(Task instructions) Check each line of the records for "ступень"; collect those that have it.

----- Data for this exercise

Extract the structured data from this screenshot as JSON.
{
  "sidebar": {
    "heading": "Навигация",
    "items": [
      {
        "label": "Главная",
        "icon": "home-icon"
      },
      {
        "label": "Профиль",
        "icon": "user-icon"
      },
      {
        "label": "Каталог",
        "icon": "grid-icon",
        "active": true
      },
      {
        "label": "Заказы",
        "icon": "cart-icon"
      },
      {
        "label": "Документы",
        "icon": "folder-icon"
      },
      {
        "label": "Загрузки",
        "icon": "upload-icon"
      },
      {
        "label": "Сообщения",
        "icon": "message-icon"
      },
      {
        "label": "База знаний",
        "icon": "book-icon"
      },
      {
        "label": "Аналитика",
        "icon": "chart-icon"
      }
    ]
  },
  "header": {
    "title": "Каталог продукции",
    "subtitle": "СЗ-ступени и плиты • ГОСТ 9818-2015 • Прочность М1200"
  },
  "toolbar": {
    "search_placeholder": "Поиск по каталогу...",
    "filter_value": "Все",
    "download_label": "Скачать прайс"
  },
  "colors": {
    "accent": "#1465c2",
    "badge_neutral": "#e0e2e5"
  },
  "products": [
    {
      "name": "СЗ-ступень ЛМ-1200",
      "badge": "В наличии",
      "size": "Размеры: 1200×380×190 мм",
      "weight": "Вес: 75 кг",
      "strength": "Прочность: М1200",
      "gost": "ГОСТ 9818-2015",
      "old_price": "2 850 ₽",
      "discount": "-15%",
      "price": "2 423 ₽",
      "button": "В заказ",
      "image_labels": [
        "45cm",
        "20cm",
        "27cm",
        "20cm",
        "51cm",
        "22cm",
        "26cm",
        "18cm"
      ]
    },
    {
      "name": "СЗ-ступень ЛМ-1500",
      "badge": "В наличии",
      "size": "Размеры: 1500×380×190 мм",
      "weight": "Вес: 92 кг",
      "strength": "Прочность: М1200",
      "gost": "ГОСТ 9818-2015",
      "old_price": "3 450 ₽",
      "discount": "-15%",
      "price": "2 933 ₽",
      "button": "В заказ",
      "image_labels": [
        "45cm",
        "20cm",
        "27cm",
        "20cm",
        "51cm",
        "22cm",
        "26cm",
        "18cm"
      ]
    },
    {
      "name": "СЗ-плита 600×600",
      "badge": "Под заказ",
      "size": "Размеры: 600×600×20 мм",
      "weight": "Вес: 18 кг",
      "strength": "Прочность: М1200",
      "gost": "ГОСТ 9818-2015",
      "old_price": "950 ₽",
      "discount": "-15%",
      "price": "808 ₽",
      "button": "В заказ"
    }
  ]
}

----------
----- Data for this exercise

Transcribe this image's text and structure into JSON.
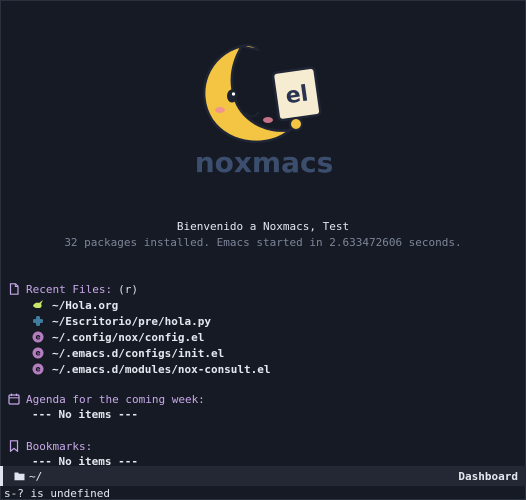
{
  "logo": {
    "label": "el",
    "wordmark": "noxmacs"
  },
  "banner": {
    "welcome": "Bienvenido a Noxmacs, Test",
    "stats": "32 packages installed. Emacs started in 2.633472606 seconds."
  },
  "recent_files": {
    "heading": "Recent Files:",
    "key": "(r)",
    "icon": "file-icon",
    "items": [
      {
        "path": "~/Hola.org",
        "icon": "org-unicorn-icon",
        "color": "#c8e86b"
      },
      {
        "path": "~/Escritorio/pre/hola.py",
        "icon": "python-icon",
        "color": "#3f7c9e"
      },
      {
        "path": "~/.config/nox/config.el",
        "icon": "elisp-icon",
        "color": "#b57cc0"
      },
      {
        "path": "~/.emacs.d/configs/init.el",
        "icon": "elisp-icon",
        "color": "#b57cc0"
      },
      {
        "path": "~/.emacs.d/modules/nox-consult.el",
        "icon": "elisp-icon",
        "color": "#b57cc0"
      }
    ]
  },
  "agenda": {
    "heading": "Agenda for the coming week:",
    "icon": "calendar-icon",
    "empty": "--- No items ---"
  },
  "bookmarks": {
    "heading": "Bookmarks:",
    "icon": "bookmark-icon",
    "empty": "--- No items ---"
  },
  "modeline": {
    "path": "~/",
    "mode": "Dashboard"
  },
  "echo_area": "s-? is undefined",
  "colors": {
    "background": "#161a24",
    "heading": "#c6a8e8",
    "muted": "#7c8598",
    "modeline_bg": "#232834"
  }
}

----------

(Expected answer)
      "name": "СЗ-ступень ЛМ-1200",
      "name": "СЗ-ступень ЛМ-1500",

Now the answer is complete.